---------- SUPPLIED DATA ----------

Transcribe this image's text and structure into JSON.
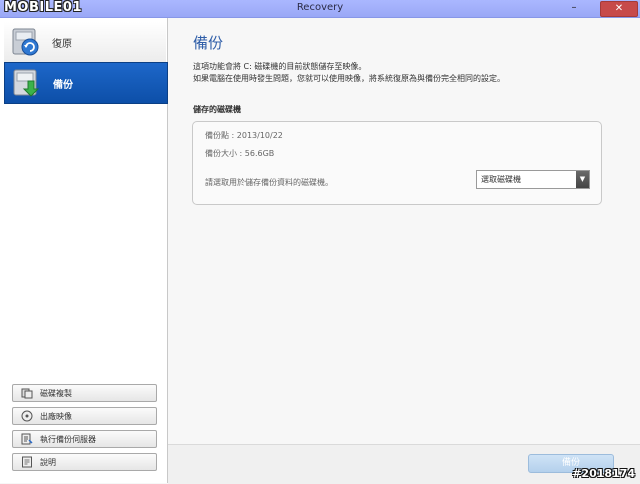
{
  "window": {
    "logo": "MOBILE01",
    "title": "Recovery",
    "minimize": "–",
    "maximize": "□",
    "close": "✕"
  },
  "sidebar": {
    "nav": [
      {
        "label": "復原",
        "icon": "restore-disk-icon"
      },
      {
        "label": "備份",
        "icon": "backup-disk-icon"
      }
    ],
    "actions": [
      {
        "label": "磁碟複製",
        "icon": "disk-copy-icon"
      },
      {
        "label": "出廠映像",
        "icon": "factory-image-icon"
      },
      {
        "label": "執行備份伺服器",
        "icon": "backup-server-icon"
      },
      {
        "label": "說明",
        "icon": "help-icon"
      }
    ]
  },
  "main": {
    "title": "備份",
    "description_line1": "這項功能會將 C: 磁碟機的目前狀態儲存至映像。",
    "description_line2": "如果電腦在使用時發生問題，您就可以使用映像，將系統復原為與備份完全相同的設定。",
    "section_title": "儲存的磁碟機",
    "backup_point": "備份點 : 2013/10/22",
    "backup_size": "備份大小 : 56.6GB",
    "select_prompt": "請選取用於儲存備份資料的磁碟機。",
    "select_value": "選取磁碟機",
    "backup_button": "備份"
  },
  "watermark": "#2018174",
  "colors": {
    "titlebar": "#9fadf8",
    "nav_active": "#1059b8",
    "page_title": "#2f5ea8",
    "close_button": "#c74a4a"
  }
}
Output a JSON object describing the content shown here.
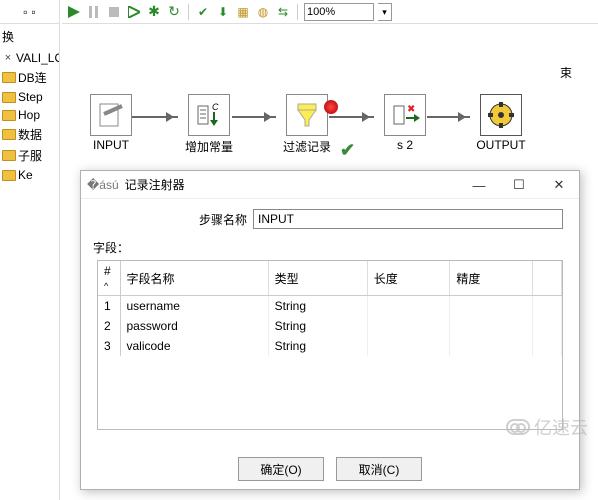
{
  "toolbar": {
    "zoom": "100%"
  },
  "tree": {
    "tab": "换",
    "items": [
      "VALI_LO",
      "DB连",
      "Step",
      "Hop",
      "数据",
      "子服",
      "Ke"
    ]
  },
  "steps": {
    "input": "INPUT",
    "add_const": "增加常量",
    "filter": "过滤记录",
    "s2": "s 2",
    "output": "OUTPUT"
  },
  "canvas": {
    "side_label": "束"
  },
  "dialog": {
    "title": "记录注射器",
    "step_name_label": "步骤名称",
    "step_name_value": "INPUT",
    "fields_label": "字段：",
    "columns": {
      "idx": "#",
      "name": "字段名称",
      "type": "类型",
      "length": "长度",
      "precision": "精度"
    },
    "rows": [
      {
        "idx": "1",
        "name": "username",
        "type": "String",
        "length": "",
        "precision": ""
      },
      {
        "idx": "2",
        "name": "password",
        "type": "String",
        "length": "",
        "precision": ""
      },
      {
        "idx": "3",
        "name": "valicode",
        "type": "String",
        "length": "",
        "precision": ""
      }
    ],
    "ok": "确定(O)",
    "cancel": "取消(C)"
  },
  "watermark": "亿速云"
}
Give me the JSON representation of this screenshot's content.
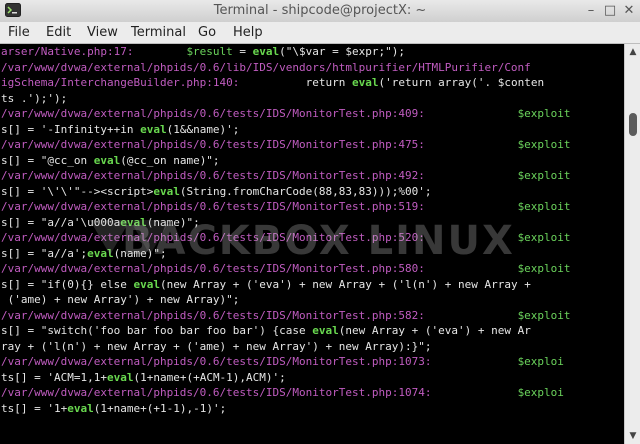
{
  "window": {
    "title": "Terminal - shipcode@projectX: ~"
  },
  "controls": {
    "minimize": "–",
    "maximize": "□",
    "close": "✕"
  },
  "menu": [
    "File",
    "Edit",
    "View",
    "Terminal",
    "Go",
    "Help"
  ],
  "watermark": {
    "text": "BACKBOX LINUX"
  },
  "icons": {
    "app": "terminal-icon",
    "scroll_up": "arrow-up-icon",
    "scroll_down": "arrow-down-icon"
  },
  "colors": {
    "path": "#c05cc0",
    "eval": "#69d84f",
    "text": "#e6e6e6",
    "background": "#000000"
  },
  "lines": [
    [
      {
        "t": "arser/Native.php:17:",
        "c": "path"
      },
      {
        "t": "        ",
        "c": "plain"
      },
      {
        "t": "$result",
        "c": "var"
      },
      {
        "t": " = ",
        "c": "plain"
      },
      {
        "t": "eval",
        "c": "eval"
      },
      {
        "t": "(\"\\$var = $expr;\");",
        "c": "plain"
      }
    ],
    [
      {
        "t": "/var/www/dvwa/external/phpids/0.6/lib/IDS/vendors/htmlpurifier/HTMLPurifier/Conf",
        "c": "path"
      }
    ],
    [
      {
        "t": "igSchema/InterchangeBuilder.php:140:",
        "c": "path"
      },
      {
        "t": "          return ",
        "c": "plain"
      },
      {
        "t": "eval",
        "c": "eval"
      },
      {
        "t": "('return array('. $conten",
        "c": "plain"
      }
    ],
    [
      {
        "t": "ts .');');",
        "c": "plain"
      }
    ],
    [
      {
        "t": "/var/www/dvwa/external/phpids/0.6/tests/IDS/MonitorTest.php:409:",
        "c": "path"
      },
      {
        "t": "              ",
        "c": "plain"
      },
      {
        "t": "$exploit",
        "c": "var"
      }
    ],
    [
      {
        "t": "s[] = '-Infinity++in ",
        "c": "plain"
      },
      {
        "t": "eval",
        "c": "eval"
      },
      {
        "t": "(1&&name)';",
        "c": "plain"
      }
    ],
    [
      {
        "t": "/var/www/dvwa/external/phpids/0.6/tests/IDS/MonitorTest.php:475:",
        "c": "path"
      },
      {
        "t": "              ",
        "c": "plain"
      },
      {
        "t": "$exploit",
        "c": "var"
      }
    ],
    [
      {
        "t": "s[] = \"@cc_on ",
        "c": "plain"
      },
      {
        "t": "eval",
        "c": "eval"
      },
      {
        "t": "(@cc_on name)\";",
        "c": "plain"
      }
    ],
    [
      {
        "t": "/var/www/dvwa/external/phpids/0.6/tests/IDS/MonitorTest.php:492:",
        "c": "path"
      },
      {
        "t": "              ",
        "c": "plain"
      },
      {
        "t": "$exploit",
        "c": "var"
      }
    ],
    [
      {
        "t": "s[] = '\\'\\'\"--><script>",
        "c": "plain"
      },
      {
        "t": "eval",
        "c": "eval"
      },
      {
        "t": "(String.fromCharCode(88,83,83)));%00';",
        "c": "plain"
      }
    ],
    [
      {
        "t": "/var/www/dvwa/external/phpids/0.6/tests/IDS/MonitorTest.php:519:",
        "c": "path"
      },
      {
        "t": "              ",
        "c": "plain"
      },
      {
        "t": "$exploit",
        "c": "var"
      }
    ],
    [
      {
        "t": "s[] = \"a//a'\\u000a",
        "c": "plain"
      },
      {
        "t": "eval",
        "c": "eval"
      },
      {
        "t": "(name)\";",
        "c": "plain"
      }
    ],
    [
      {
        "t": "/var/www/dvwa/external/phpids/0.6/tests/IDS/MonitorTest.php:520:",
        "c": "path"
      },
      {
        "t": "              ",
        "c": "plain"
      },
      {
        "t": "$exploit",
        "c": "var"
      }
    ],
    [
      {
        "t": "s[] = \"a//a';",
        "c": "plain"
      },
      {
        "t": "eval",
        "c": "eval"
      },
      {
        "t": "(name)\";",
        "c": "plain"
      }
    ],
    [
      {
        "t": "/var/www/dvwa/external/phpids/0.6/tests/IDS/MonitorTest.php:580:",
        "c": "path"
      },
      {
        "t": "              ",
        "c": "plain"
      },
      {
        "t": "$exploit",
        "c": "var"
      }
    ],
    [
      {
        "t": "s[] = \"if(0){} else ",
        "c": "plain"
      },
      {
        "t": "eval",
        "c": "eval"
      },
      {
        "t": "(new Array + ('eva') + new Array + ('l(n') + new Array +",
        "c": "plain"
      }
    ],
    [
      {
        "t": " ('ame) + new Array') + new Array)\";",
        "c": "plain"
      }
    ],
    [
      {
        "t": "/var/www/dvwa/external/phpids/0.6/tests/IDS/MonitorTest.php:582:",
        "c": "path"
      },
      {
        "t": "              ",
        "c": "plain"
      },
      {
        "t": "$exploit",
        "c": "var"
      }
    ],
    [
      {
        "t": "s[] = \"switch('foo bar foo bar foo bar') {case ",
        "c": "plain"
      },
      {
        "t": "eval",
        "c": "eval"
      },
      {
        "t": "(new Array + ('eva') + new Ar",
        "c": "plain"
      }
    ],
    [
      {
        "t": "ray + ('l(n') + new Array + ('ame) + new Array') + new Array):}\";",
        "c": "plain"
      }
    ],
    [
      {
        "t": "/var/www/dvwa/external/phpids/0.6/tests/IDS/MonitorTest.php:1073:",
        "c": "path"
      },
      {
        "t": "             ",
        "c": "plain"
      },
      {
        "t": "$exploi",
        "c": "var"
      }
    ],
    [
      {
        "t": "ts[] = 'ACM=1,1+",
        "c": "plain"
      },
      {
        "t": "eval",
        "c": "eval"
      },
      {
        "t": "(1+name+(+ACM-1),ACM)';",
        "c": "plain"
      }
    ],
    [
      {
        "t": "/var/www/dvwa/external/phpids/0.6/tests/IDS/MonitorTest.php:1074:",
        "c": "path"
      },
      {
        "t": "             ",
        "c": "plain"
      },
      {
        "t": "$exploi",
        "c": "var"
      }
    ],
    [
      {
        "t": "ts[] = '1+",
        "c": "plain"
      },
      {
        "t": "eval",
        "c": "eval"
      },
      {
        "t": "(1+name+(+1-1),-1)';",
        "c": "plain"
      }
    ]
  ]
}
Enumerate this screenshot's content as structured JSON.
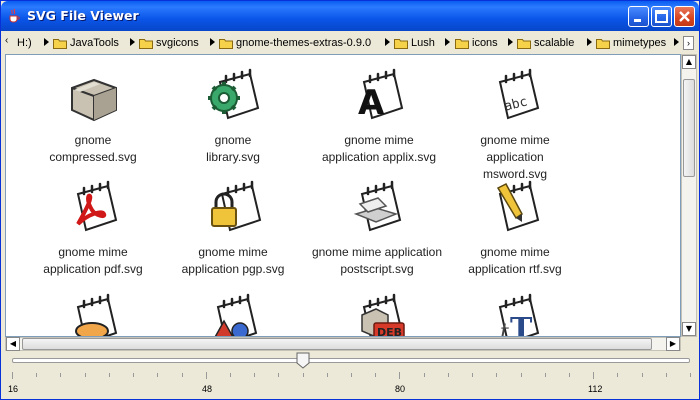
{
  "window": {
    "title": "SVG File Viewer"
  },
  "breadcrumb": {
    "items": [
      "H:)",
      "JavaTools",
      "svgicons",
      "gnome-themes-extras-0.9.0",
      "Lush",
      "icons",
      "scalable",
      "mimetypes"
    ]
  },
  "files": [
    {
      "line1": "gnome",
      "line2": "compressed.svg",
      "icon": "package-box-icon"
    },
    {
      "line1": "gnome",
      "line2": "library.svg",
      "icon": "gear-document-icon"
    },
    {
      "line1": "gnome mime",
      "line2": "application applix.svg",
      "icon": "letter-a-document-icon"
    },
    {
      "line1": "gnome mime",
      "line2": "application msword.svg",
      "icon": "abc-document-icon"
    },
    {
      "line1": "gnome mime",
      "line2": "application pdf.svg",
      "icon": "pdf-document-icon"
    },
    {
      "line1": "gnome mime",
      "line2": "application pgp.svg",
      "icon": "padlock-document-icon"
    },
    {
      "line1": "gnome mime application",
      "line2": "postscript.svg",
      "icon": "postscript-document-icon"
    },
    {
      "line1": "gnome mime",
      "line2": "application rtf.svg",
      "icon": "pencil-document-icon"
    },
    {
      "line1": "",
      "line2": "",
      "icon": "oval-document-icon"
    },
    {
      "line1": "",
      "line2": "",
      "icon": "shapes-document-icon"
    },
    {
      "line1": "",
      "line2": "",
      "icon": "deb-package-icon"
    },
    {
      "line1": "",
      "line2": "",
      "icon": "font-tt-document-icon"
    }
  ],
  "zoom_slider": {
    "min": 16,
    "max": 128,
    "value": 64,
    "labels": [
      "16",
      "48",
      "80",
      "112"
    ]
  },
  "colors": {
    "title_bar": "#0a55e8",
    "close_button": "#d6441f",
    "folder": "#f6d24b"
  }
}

----------

TASK GOAL - Pick out the lines above that hold the string "image" and show them.

OUTPUT OF THE EXERCISE -
Transcribe this image's text and structure into JSON.
        "icon": "factory-image-icon"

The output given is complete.